>> Start Data entries

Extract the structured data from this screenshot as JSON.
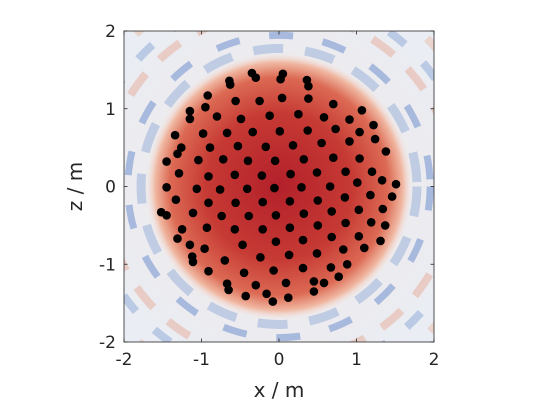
{
  "chart_data": {
    "type": "scatter",
    "title": "",
    "xlabel": "x / m",
    "ylabel": "z / m",
    "xlim": [
      -2,
      2
    ],
    "ylim": [
      -2,
      2
    ],
    "xticks": [
      "-2",
      "-1",
      "0",
      "1",
      "2"
    ],
    "yticks": [
      "-2",
      "-1",
      "0",
      "1",
      "2"
    ],
    "grid": false,
    "legend": "none",
    "background": "sound-field heatmap, diverging blue-white-red colormap; strong red disk of radius ~1.6 m centred at origin, blue/white ripple rings outside",
    "colors": {
      "points": "#000000",
      "heat_high": "#b2182b",
      "heat_mid": "#f7f7f7",
      "heat_low": "#2166ac"
    },
    "points": [
      [
        -0.64,
        1.36
      ],
      [
        -0.35,
        1.46
      ],
      [
        0.05,
        1.45
      ],
      [
        0.36,
        1.37
      ],
      [
        -0.63,
        1.31
      ],
      [
        -0.3,
        1.4
      ],
      [
        0.02,
        1.38
      ],
      [
        0.38,
        1.29
      ],
      [
        -0.92,
        1.17
      ],
      [
        -0.56,
        1.1
      ],
      [
        -0.25,
        1.1
      ],
      [
        0.04,
        1.14
      ],
      [
        0.38,
        1.13
      ],
      [
        0.7,
        1.06
      ],
      [
        -1.15,
        0.97
      ],
      [
        -0.95,
        1.02
      ],
      [
        -0.8,
        0.9
      ],
      [
        -0.49,
        0.87
      ],
      [
        -0.12,
        0.91
      ],
      [
        0.25,
        0.93
      ],
      [
        0.58,
        0.89
      ],
      [
        0.91,
        0.86
      ],
      [
        1.07,
        0.98
      ],
      [
        -1.15,
        0.87
      ],
      [
        -0.98,
        0.68
      ],
      [
        -0.67,
        0.69
      ],
      [
        -0.34,
        0.7
      ],
      [
        0.01,
        0.71
      ],
      [
        0.37,
        0.72
      ],
      [
        0.73,
        0.74
      ],
      [
        1.04,
        0.7
      ],
      [
        1.22,
        0.79
      ],
      [
        -1.34,
        0.66
      ],
      [
        -1.26,
        0.5
      ],
      [
        -0.89,
        0.5
      ],
      [
        -0.53,
        0.52
      ],
      [
        -0.17,
        0.51
      ],
      [
        0.18,
        0.53
      ],
      [
        0.55,
        0.56
      ],
      [
        0.91,
        0.58
      ],
      [
        1.24,
        0.61
      ],
      [
        -1.31,
        0.42
      ],
      [
        -1.04,
        0.34
      ],
      [
        -0.72,
        0.35
      ],
      [
        -0.4,
        0.33
      ],
      [
        -0.05,
        0.33
      ],
      [
        0.32,
        0.35
      ],
      [
        0.7,
        0.37
      ],
      [
        1.04,
        0.36
      ],
      [
        1.38,
        0.45
      ],
      [
        -1.45,
        0.32
      ],
      [
        -1.29,
        0.17
      ],
      [
        -0.91,
        0.13
      ],
      [
        -0.57,
        0.15
      ],
      [
        -0.22,
        0.14
      ],
      [
        0.15,
        0.16
      ],
      [
        0.49,
        0.18
      ],
      [
        0.86,
        0.19
      ],
      [
        1.2,
        0.19
      ],
      [
        -1.45,
        -0.01
      ],
      [
        -1.06,
        -0.03
      ],
      [
        -0.76,
        -0.04
      ],
      [
        -0.41,
        -0.03
      ],
      [
        -0.06,
        -0.02
      ],
      [
        0.29,
        -0.01
      ],
      [
        0.66,
        0.0
      ],
      [
        1.01,
        0.05
      ],
      [
        1.33,
        0.08
      ],
      [
        1.51,
        0.03
      ],
      [
        -1.33,
        -0.17
      ],
      [
        -0.91,
        -0.21
      ],
      [
        -0.56,
        -0.21
      ],
      [
        -0.21,
        -0.2
      ],
      [
        0.14,
        -0.19
      ],
      [
        0.5,
        -0.18
      ],
      [
        0.85,
        -0.14
      ],
      [
        1.18,
        -0.11
      ],
      [
        1.46,
        -0.13
      ],
      [
        -1.52,
        -0.33
      ],
      [
        -1.11,
        -0.34
      ],
      [
        -0.74,
        -0.38
      ],
      [
        -0.39,
        -0.38
      ],
      [
        -0.04,
        -0.37
      ],
      [
        0.32,
        -0.35
      ],
      [
        0.68,
        -0.32
      ],
      [
        1.03,
        -0.3
      ],
      [
        1.34,
        -0.29
      ],
      [
        -1.45,
        -0.37
      ],
      [
        -1.25,
        -0.55
      ],
      [
        -0.93,
        -0.53
      ],
      [
        -0.57,
        -0.55
      ],
      [
        -0.21,
        -0.55
      ],
      [
        0.14,
        -0.53
      ],
      [
        0.5,
        -0.5
      ],
      [
        0.86,
        -0.47
      ],
      [
        1.19,
        -0.46
      ],
      [
        1.37,
        -0.5
      ],
      [
        -1.31,
        -0.67
      ],
      [
        -1.15,
        -0.75
      ],
      [
        -0.96,
        -0.8
      ],
      [
        -0.47,
        -0.75
      ],
      [
        -0.04,
        -0.71
      ],
      [
        0.31,
        -0.69
      ],
      [
        0.68,
        -0.65
      ],
      [
        1.03,
        -0.64
      ],
      [
        1.31,
        -0.7
      ],
      [
        -1.12,
        -0.9
      ],
      [
        -1.11,
        -0.97
      ],
      [
        -0.7,
        -0.95
      ],
      [
        -0.24,
        -0.91
      ],
      [
        0.13,
        -0.88
      ],
      [
        0.49,
        -0.86
      ],
      [
        0.83,
        -0.81
      ],
      [
        1.1,
        -0.79
      ],
      [
        -0.91,
        -1.09
      ],
      [
        -0.45,
        -1.11
      ],
      [
        -0.07,
        -1.08
      ],
      [
        0.31,
        -1.05
      ],
      [
        0.67,
        -1.04
      ],
      [
        0.88,
        -1.0
      ],
      [
        -0.67,
        -1.25
      ],
      [
        -0.3,
        -1.27
      ],
      [
        0.09,
        -1.24
      ],
      [
        0.45,
        -1.22
      ],
      [
        0.77,
        -1.16
      ],
      [
        -0.65,
        -1.33
      ],
      [
        -0.43,
        -1.41
      ],
      [
        -0.16,
        -1.38
      ],
      [
        0.12,
        -1.43
      ],
      [
        0.45,
        -1.35
      ],
      [
        0.58,
        -1.24
      ],
      [
        -0.08,
        -1.48
      ]
    ]
  }
}
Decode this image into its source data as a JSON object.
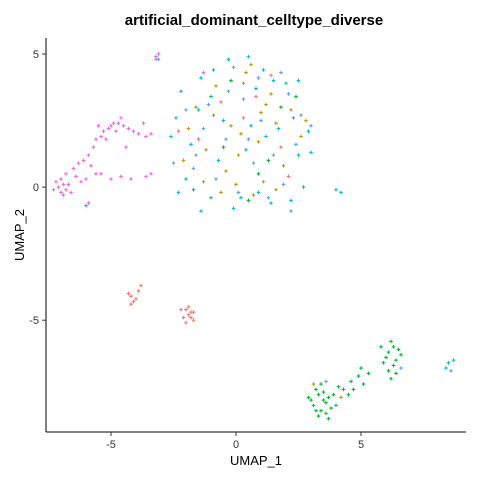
{
  "chart_data": {
    "type": "scatter",
    "title": "artificial_dominant_celltype_diverse",
    "xlabel": "UMAP_1",
    "ylabel": "UMAP_2",
    "xlim": [
      -7.6,
      9.2
    ],
    "ylim": [
      -9.2,
      5.6
    ],
    "xticks": [
      -5,
      0,
      5
    ],
    "yticks": [
      5,
      0,
      -5
    ],
    "grid": false,
    "legend": "none",
    "point_style": "cross",
    "series": [
      {
        "color": "#F8766D",
        "points": [
          [
            -4.2,
            -4.1
          ],
          [
            -4.0,
            -4.2
          ],
          [
            -4.1,
            -4.3
          ],
          [
            -4.3,
            -4.0
          ],
          [
            -3.9,
            -3.9
          ],
          [
            -3.8,
            -3.7
          ],
          [
            -4.2,
            -4.4
          ],
          [
            -2.0,
            -4.6
          ],
          [
            -1.9,
            -4.8
          ],
          [
            -1.8,
            -4.7
          ],
          [
            -2.1,
            -4.9
          ],
          [
            -1.7,
            -5.0
          ],
          [
            -2.2,
            -4.6
          ],
          [
            -1.9,
            -4.5
          ],
          [
            -1.8,
            -4.9
          ],
          [
            -2.0,
            -5.1
          ],
          [
            -1.7,
            -4.7
          ],
          [
            0.8,
            3.4
          ],
          [
            -1.5,
            1.8
          ],
          [
            1.8,
            1.5
          ],
          [
            0.3,
            2.6
          ],
          [
            -0.6,
            3.2
          ],
          [
            1.4,
            4.2
          ],
          [
            -2.3,
            2.1
          ],
          [
            2.1,
            0.4
          ]
        ]
      },
      {
        "color": "#B79F00",
        "points": [
          [
            -0.8,
            3.8
          ],
          [
            0.6,
            4.6
          ],
          [
            1.2,
            3.1
          ],
          [
            -1.9,
            2.2
          ],
          [
            0.1,
            1.2
          ],
          [
            1.6,
            2.4
          ],
          [
            -0.4,
            0.6
          ],
          [
            2.2,
            2.9
          ],
          [
            0.9,
            1.7
          ],
          [
            -1.2,
            1.4
          ],
          [
            0.3,
            3.9
          ],
          [
            1.9,
            0.8
          ],
          [
            -0.2,
            2.3
          ],
          [
            1.1,
            0.2
          ],
          [
            -1.6,
            3.0
          ],
          [
            0.7,
            -0.3
          ],
          [
            2.6,
            1.9
          ],
          [
            -0.9,
            2.7
          ],
          [
            1.4,
            3.5
          ],
          [
            0.0,
            0.1
          ],
          [
            -2.1,
            1.0
          ],
          [
            1.6,
            -0.1
          ],
          [
            0.4,
            4.3
          ],
          [
            -0.6,
            -0.2
          ],
          [
            2.8,
            2.5
          ],
          [
            0.2,
            2.0
          ],
          [
            1.0,
            2.8
          ],
          [
            -1.3,
            0.2
          ],
          [
            3.1,
            -7.4
          ],
          [
            4.2,
            -7.9
          ]
        ]
      },
      {
        "color": "#00BA38",
        "points": [
          [
            3.3,
            -7.8
          ],
          [
            3.5,
            -8.0
          ],
          [
            3.1,
            -8.2
          ],
          [
            3.7,
            -7.9
          ],
          [
            3.4,
            -8.4
          ],
          [
            3.6,
            -8.1
          ],
          [
            3.2,
            -7.6
          ],
          [
            3.8,
            -8.3
          ],
          [
            3.0,
            -8.0
          ],
          [
            3.5,
            -7.7
          ],
          [
            3.9,
            -7.8
          ],
          [
            4.1,
            -7.5
          ],
          [
            3.3,
            -8.6
          ],
          [
            3.6,
            -8.5
          ],
          [
            2.9,
            -7.9
          ],
          [
            4.0,
            -8.2
          ],
          [
            3.4,
            -7.4
          ],
          [
            3.7,
            -8.7
          ],
          [
            4.3,
            -7.6
          ],
          [
            3.2,
            -8.4
          ],
          [
            4.6,
            -7.3
          ],
          [
            4.9,
            -7.1
          ],
          [
            5.1,
            -7.4
          ],
          [
            4.7,
            -7.6
          ],
          [
            5.3,
            -7.0
          ],
          [
            4.5,
            -7.8
          ],
          [
            5.0,
            -6.8
          ],
          [
            6.1,
            -6.2
          ],
          [
            6.3,
            -6.0
          ],
          [
            6.0,
            -6.4
          ],
          [
            6.4,
            -6.5
          ],
          [
            6.2,
            -5.8
          ],
          [
            6.5,
            -6.1
          ],
          [
            6.3,
            -6.7
          ],
          [
            6.1,
            -6.9
          ],
          [
            5.9,
            -6.6
          ],
          [
            6.4,
            -7.0
          ],
          [
            6.6,
            -6.3
          ],
          [
            6.2,
            -7.2
          ],
          [
            5.8,
            -6.0
          ],
          [
            -0.5,
            1.5
          ],
          [
            1.3,
            1.0
          ],
          [
            0.5,
            -0.5
          ],
          [
            -1.7,
            -0.1
          ],
          [
            2.4,
            3.4
          ],
          [
            -0.2,
            4.0
          ],
          [
            1.8,
            3.0
          ],
          [
            0.9,
            0.5
          ]
        ]
      },
      {
        "color": "#00BFC4",
        "points": [
          [
            -0.3,
            4.8
          ],
          [
            0.5,
            4.9
          ],
          [
            -1.4,
            4.1
          ],
          [
            1.5,
            4.0
          ],
          [
            2.0,
            3.9
          ],
          [
            -2.2,
            3.6
          ],
          [
            2.5,
            4.0
          ],
          [
            -1.0,
            3.4
          ],
          [
            0.8,
            3.7
          ],
          [
            -2.4,
            2.6
          ],
          [
            2.9,
            2.1
          ],
          [
            -1.8,
            1.6
          ],
          [
            1.2,
            1.9
          ],
          [
            -0.7,
            1.0
          ],
          [
            2.5,
            1.2
          ],
          [
            -2.0,
            0.3
          ],
          [
            0.2,
            -0.4
          ],
          [
            1.4,
            -0.6
          ],
          [
            -1.0,
            -0.4
          ],
          [
            -0.1,
            -0.8
          ],
          [
            2.2,
            -0.5
          ],
          [
            -2.6,
            1.9
          ],
          [
            3.0,
            1.3
          ],
          [
            -1.4,
            -0.9
          ],
          [
            0.9,
            -0.2
          ],
          [
            1.7,
            2.2
          ],
          [
            -0.5,
            2.5
          ],
          [
            0.4,
            1.4
          ],
          [
            2.7,
            0.0
          ],
          [
            -2.3,
            -0.2
          ],
          [
            -0.9,
            4.4
          ],
          [
            1.1,
            4.4
          ],
          [
            0.6,
            2.3
          ],
          [
            -1.5,
            2.9
          ],
          [
            2.3,
            2.6
          ],
          [
            4.0,
            -0.1
          ],
          [
            4.2,
            -0.2
          ],
          [
            -6.0,
            -0.7
          ],
          [
            8.5,
            -6.6
          ],
          [
            8.7,
            -6.5
          ],
          [
            8.4,
            -6.8
          ]
        ]
      },
      {
        "color": "#619CFF",
        "points": [
          [
            -0.1,
            4.5
          ],
          [
            1.8,
            4.3
          ],
          [
            -1.1,
            3.1
          ],
          [
            0.3,
            3.3
          ],
          [
            2.1,
            3.5
          ],
          [
            -2.0,
            2.9
          ],
          [
            1.0,
            2.5
          ],
          [
            -0.4,
            1.8
          ],
          [
            2.4,
            1.6
          ],
          [
            -1.6,
            1.2
          ],
          [
            0.7,
            0.9
          ],
          [
            1.9,
            0.1
          ],
          [
            -0.8,
            0.3
          ],
          [
            0.1,
            -0.2
          ],
          [
            -2.5,
            0.9
          ],
          [
            2.6,
            2.7
          ],
          [
            1.5,
            1.2
          ],
          [
            -0.3,
            3.6
          ],
          [
            0.9,
            4.1
          ],
          [
            -1.3,
            2.2
          ],
          [
            3.0,
            2.3
          ],
          [
            2.2,
            -0.9
          ],
          [
            -1.7,
            0.7
          ],
          [
            0.5,
            1.8
          ],
          [
            1.3,
            -0.4
          ],
          [
            6.6,
            -6.8
          ],
          [
            3.6,
            -7.3
          ],
          [
            8.6,
            -6.9
          ],
          [
            -3.2,
            4.9
          ],
          [
            -3.1,
            4.8
          ]
        ]
      },
      {
        "color": "#F564E3",
        "points": [
          [
            -7.1,
            0.0
          ],
          [
            -6.9,
            0.1
          ],
          [
            -7.2,
            0.2
          ],
          [
            -6.8,
            -0.1
          ],
          [
            -7.0,
            -0.2
          ],
          [
            -6.9,
            -0.3
          ],
          [
            -7.3,
            -0.1
          ],
          [
            -6.7,
            0.1
          ],
          [
            -7.0,
            0.3
          ],
          [
            -6.6,
            -0.2
          ],
          [
            -6.8,
            0.5
          ],
          [
            -6.5,
            0.7
          ],
          [
            -6.3,
            0.9
          ],
          [
            -6.1,
            1.0
          ],
          [
            -6.4,
            0.4
          ],
          [
            -5.9,
            1.2
          ],
          [
            -5.7,
            1.5
          ],
          [
            -5.6,
            1.8
          ],
          [
            -5.4,
            1.9
          ],
          [
            -5.3,
            2.1
          ],
          [
            -5.1,
            2.2
          ],
          [
            -5.0,
            2.3
          ],
          [
            -4.9,
            2.4
          ],
          [
            -4.7,
            2.4
          ],
          [
            -4.5,
            2.3
          ],
          [
            -4.3,
            2.2
          ],
          [
            -4.1,
            2.1
          ],
          [
            -3.9,
            2.0
          ],
          [
            -3.6,
            1.9
          ],
          [
            -3.4,
            2.0
          ],
          [
            -5.5,
            2.3
          ],
          [
            -4.8,
            2.1
          ],
          [
            -4.6,
            2.6
          ],
          [
            -5.2,
            1.8
          ],
          [
            -6.2,
            0.2
          ],
          [
            -6.0,
            0.3
          ],
          [
            -5.8,
            0.8
          ],
          [
            -5.4,
            0.5
          ],
          [
            -5.0,
            0.3
          ],
          [
            -4.6,
            0.4
          ],
          [
            -4.2,
            0.3
          ],
          [
            -3.7,
            2.4
          ],
          [
            -4.4,
            1.5
          ],
          [
            -5.6,
            0.5
          ],
          [
            -3.2,
            4.8
          ],
          [
            -3.1,
            5.0
          ],
          [
            -1.3,
            4.3
          ],
          [
            -3.6,
            0.4
          ],
          [
            -3.4,
            0.5
          ],
          [
            -5.9,
            -0.6
          ]
        ]
      }
    ]
  }
}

>> End Data entries

§ **What is needed**: Count up every line above that has the word "this" in it; answer with the number alone.

§ **In response**: 2